§ Problem to work on
Reproduce the records that follow in full, excluding any picture they contain.

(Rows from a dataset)
————————
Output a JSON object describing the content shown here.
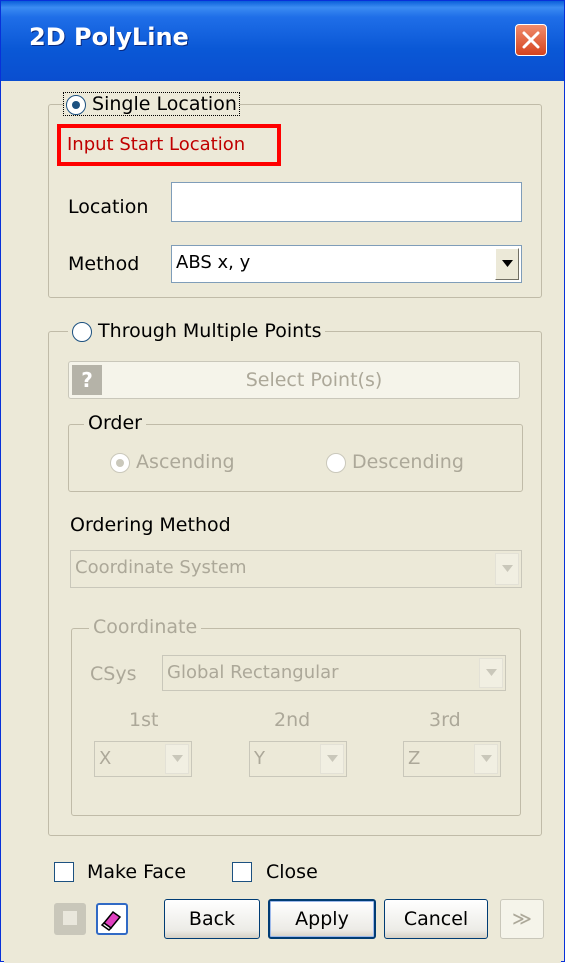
{
  "window": {
    "title": "2D PolyLine"
  },
  "single": {
    "label": "Single Location",
    "hint": "Input Start Location",
    "location_label": "Location",
    "location_value": "",
    "method_label": "Method",
    "method_value": "ABS x, y"
  },
  "multi": {
    "label": "Through Multiple Points",
    "help_glyph": "?",
    "select_points": "Select Point(s)",
    "order_label": "Order",
    "ascending": "Ascending",
    "descending": "Descending",
    "ordering_method_label": "Ordering Method",
    "ordering_method_value": "Coordinate System",
    "coordinate_label": "Coordinate",
    "csys_label": "CSys",
    "csys_value": "Global Rectangular",
    "first_label": "1st",
    "second_label": "2nd",
    "third_label": "3rd",
    "first_value": "X",
    "second_value": "Y",
    "third_value": "Z"
  },
  "options": {
    "make_face": "Make Face",
    "close": "Close"
  },
  "buttons": {
    "back": "Back",
    "apply": "Apply",
    "cancel": "Cancel",
    "more": "≫"
  }
}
————————
§ Reply
Output a JSON object describing the content shown here.
{
  "window": {
    "title": "2D PolyLine"
  },
  "single": {
    "label": "Single Location",
    "hint": "Input Start Location",
    "location_label": "Location",
    "location_value": "",
    "method_label": "Method",
    "method_value": "ABS x, y"
  },
  "multi": {
    "label": "Through Multiple Points",
    "help_glyph": "?",
    "select_points": "Select Point(s)",
    "order_label": "Order",
    "ascending": "Ascending",
    "descending": "Descending",
    "ordering_method_label": "Ordering Method",
    "ordering_method_value": "Coordinate System",
    "coordinate_label": "Coordinate",
    "csys_label": "CSys",
    "csys_value": "Global Rectangular",
    "first_label": "1st",
    "second_label": "2nd",
    "third_label": "3rd",
    "first_value": "X",
    "second_value": "Y",
    "third_value": "Z"
  },
  "options": {
    "make_face": "Make Face",
    "close": "Close"
  },
  "buttons": {
    "back": "Back",
    "apply": "Apply",
    "cancel": "Cancel",
    "more": "≫"
  }
}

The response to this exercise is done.